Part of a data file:

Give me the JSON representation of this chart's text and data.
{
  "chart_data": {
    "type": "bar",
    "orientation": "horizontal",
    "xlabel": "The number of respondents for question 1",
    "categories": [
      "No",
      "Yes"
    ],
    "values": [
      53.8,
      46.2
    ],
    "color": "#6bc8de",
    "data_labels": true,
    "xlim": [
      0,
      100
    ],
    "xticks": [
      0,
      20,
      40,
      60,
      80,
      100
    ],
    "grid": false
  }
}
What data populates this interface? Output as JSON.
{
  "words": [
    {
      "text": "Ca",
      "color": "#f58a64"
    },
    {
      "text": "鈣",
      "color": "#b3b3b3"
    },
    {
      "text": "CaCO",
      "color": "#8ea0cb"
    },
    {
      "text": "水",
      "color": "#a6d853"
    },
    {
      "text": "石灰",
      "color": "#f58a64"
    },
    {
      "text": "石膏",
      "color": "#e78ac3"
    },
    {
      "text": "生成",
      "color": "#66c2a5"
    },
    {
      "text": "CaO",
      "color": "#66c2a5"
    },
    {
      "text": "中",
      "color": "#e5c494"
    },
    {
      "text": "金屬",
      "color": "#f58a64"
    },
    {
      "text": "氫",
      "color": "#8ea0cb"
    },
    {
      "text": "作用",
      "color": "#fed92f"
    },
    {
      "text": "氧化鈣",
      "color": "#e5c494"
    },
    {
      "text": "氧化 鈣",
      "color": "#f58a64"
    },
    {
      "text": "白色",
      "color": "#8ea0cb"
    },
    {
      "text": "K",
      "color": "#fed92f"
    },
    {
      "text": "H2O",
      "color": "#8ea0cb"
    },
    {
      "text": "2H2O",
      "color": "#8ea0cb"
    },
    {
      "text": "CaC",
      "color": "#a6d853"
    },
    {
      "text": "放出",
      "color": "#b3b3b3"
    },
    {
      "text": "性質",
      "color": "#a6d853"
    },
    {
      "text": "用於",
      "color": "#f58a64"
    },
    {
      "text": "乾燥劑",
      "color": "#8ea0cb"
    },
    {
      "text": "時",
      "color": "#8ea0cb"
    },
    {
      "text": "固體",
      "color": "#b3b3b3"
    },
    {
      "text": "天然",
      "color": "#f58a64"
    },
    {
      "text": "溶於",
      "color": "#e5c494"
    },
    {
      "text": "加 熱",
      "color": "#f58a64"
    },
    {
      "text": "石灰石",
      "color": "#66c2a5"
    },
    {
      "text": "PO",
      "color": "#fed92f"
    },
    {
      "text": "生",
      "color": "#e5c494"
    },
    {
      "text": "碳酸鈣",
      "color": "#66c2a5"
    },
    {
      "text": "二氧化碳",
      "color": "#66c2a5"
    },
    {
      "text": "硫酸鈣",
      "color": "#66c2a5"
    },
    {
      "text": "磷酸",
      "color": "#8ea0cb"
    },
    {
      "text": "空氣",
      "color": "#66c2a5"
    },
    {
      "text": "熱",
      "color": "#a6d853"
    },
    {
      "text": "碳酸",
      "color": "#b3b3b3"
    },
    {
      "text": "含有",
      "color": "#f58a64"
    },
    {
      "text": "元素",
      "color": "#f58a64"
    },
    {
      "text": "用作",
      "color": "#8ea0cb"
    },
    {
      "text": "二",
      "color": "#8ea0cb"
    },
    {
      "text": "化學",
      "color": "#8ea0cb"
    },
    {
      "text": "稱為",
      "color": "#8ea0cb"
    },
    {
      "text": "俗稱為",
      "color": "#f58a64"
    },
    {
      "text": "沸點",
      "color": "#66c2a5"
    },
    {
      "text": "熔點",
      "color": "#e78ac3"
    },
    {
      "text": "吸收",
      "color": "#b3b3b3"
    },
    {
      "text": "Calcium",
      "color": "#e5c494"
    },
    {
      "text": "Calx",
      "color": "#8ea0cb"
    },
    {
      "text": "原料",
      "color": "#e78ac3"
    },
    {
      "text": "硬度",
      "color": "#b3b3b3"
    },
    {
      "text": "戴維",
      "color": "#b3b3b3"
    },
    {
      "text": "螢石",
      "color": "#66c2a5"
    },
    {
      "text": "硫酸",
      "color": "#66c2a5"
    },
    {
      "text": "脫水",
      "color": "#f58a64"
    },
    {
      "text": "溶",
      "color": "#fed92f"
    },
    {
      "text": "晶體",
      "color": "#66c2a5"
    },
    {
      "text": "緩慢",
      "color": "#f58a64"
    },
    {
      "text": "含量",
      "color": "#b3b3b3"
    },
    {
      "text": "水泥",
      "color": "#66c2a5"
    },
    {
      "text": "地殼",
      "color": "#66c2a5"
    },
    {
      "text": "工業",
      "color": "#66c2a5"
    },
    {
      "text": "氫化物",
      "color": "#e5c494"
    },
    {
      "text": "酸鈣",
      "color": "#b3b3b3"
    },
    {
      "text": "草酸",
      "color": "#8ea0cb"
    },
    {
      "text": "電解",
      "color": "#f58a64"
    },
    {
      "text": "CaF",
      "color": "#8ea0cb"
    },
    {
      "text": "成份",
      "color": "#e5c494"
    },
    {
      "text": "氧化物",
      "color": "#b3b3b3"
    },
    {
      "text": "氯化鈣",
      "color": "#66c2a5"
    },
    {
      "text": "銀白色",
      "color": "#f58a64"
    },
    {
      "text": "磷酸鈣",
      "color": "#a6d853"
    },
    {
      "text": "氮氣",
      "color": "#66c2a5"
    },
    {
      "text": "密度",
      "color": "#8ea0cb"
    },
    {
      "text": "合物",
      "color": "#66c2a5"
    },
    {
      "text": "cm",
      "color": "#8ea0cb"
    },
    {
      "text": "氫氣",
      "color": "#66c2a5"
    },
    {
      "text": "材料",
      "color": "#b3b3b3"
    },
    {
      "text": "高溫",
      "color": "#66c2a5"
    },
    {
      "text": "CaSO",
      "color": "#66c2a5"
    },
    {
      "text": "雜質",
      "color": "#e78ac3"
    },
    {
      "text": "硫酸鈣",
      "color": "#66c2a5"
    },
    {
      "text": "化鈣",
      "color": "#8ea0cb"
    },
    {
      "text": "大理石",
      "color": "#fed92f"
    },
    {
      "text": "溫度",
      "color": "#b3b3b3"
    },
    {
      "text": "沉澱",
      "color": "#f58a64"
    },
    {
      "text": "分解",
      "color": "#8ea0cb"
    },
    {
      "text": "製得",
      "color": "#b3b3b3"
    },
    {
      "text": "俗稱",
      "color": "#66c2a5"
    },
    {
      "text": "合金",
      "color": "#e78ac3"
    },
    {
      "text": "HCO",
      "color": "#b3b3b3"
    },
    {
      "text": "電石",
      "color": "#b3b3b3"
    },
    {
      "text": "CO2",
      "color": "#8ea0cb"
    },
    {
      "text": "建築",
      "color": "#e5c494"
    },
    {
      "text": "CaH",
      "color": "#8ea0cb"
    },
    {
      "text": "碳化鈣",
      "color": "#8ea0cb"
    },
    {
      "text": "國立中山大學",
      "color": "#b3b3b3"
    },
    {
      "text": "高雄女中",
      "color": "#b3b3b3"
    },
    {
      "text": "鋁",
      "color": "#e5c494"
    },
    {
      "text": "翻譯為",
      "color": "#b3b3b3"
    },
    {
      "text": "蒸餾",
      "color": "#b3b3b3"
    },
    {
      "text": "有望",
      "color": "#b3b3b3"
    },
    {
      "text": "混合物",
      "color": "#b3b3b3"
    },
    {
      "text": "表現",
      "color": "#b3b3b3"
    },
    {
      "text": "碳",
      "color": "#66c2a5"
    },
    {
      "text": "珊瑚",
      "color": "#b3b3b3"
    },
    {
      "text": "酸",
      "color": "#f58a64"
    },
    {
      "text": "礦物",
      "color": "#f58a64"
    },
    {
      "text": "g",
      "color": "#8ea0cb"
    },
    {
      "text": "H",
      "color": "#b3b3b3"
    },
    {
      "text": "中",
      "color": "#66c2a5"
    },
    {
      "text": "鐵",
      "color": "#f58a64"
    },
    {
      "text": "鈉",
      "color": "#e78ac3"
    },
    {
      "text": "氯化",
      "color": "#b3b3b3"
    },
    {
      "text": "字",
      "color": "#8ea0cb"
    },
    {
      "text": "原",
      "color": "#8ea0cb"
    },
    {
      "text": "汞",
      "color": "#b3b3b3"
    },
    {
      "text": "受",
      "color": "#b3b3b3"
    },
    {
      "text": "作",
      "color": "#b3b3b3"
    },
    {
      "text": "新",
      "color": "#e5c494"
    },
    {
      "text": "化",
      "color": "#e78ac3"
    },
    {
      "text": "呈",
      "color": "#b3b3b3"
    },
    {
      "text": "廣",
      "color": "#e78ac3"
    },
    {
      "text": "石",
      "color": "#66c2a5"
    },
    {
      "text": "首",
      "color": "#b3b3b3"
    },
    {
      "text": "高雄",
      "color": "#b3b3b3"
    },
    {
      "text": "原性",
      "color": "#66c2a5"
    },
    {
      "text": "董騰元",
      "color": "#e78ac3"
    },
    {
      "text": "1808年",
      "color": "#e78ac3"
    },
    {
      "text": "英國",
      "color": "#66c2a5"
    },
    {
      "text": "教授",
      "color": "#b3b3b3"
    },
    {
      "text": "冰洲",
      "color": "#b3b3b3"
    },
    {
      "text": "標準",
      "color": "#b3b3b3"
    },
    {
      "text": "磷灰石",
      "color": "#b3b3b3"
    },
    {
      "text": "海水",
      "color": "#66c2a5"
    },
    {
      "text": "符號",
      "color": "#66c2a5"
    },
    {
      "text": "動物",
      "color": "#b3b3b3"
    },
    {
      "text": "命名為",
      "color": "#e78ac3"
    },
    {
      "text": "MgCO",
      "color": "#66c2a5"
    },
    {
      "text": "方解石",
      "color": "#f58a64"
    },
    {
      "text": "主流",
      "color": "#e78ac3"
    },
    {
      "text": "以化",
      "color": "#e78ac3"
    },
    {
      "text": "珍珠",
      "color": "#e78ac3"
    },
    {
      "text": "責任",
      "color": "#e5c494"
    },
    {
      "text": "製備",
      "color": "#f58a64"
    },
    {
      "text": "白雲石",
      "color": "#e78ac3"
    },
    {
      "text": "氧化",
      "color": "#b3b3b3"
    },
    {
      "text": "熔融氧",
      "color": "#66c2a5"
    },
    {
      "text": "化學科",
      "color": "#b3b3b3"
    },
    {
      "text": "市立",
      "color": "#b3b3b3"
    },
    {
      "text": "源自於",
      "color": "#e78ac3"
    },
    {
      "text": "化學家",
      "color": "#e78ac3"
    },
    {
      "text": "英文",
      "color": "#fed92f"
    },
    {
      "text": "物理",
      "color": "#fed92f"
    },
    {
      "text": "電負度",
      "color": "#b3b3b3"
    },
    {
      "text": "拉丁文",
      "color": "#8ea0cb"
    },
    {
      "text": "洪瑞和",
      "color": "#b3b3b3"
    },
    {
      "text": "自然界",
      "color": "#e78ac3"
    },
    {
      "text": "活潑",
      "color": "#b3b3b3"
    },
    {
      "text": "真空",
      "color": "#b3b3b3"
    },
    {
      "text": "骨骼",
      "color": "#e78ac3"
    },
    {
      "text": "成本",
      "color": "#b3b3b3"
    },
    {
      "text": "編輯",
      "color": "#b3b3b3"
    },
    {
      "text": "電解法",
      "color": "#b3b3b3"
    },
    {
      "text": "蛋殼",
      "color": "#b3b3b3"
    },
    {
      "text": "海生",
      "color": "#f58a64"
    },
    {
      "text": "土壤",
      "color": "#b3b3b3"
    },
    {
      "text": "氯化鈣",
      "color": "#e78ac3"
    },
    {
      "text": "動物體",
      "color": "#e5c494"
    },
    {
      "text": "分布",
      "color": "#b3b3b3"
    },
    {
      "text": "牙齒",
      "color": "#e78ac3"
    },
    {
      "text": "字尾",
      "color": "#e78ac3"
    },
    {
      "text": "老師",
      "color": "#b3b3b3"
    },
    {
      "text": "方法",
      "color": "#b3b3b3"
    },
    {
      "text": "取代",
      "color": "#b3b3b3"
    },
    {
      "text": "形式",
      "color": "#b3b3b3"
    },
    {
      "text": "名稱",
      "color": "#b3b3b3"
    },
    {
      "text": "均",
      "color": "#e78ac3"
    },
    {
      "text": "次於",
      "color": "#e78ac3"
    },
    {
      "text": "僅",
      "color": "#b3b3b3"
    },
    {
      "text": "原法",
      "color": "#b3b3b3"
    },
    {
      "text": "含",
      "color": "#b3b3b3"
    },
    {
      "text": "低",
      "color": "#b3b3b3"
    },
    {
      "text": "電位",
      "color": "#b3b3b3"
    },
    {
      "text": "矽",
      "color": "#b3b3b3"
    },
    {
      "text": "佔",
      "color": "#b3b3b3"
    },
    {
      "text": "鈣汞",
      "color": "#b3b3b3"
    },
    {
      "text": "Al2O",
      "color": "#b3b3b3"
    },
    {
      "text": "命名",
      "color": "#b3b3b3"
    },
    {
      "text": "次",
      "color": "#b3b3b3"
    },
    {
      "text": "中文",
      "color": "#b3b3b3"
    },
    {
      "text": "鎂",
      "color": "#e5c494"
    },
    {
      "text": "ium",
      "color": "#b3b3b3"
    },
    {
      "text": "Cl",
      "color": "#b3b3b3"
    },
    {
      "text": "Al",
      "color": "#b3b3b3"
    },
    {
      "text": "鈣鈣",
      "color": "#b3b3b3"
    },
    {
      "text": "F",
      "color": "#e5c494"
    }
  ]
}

▸ **The exercise**
From the entries above, list each line with "JSON" in it.

▸ **Finished answer**
Give me the JSON representation of this chart's text and data.
What data populates this interface? Output as JSON.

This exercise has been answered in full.